**Written instruction**
Return every entry exactly as written.

Stored entries:
--------------------------------

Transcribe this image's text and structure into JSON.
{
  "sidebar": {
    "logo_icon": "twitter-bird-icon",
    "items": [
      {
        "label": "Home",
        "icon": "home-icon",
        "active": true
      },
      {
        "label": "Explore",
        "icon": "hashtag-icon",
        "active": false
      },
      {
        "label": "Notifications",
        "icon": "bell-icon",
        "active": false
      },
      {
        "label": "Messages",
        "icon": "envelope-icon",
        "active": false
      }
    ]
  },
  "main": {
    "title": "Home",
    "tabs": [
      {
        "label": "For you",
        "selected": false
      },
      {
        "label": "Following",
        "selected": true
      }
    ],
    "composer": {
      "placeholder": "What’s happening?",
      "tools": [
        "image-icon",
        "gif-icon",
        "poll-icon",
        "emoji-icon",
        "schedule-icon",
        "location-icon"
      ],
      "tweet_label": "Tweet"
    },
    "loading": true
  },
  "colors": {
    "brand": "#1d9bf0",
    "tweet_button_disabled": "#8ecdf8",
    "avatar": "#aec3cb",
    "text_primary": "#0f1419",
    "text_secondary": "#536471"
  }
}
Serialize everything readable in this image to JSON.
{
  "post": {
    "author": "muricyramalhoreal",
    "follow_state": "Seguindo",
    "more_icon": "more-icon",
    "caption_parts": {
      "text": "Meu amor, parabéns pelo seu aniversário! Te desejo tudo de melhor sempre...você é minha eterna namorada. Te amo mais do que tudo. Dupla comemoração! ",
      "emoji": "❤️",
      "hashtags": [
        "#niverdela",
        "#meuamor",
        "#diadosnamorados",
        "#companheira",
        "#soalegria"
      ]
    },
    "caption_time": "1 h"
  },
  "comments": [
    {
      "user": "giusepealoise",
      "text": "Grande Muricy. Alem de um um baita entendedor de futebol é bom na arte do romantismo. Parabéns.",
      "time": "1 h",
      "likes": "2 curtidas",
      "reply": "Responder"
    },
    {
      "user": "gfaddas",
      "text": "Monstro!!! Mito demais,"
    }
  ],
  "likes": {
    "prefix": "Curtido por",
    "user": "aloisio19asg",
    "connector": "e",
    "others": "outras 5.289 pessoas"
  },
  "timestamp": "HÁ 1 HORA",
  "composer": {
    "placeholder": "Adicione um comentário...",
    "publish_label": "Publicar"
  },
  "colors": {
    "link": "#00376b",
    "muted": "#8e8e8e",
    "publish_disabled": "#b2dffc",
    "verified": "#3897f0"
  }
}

--------------------------------

**Exercise solution**
Transcribe this image's text and structure into JSON.
{
  "sidebar": {
    "logo_icon": "twitter-bird-icon",
    "items": [
      {
        "label": "Home",
        "icon": "home-icon",
        "active": true
      },
      {
        "label": "Explore",
        "icon": "hashtag-icon",
        "active": false
      },
      {
        "label": "Notifications",
        "icon": "bell-icon",
        "active": false
      },
      {
        "label": "Messages",
        "icon": "envelope-icon",
        "active": false
      }
    ]
  },
  "main": {
    "title": "Home",
    "tabs": [
      {
        "label": "For you",
        "selected": false
      },
      {
        "label": "Following",
        "selected": true
      }
    ],
    "composer": {
      "placeholder": "What’s happening?",
      "tools": [
        "image-icon",
        "gif-icon",
        "poll-icon",
        "emoji-icon",
        "schedule-icon",
        "location-icon"
      ],
      "tweet_label": "Tweet"
    },
    "loading": true
  },
  "colors": {
    "brand": "#1d9bf0",
    "tweet_button_disabled": "#8ecdf8",
    "avatar": "#aec3cb",
    "text_primary": "#0f1419",
    "text_secondary": "#536471"
  }
}
Serialize everything readable in this image to JSON.
{
  "post": {
    "author": "muricyramalhoreal",
    "follow_state": "Seguindo",
    "more_icon": "more-icon",
    "caption_parts": {
      "text": "Meu amor, parabéns pelo seu aniversário! Te desejo tudo de melhor sempre...você é minha eterna namorada. Te amo mais do que tudo. Dupla comemoração! ",
      "emoji": "❤️",
      "hashtags": [
        "#niverdela",
        "#meuamor",
        "#diadosnamorados",
        "#companheira",
        "#soalegria"
      ]
    },
    "caption_time": "1 h"
  },
  "comments": [
    {
      "user": "giusepealoise",
      "text": "Grande Muricy. Alem de um um baita entendedor de futebol é bom na arte do romantismo. Parabéns.",
      "time": "1 h",
      "likes": "2 curtidas",
      "reply": "Responder"
    },
    {
      "user": "gfaddas",
      "text": "Monstro!!! Mito demais,"
    }
  ],
  "likes": {
    "prefix": "Curtido por",
    "user": "aloisio19asg",
    "connector": "e",
    "others": "outras 5.289 pessoas"
  },
  "timestamp": "HÁ 1 HORA",
  "composer": {
    "placeholder": "Adicione um comentário...",
    "publish_label": "Publicar"
  },
  "colors": {
    "link": "#00376b",
    "muted": "#8e8e8e",
    "publish_disabled": "#b2dffc",
    "verified": "#3897f0"
  }
}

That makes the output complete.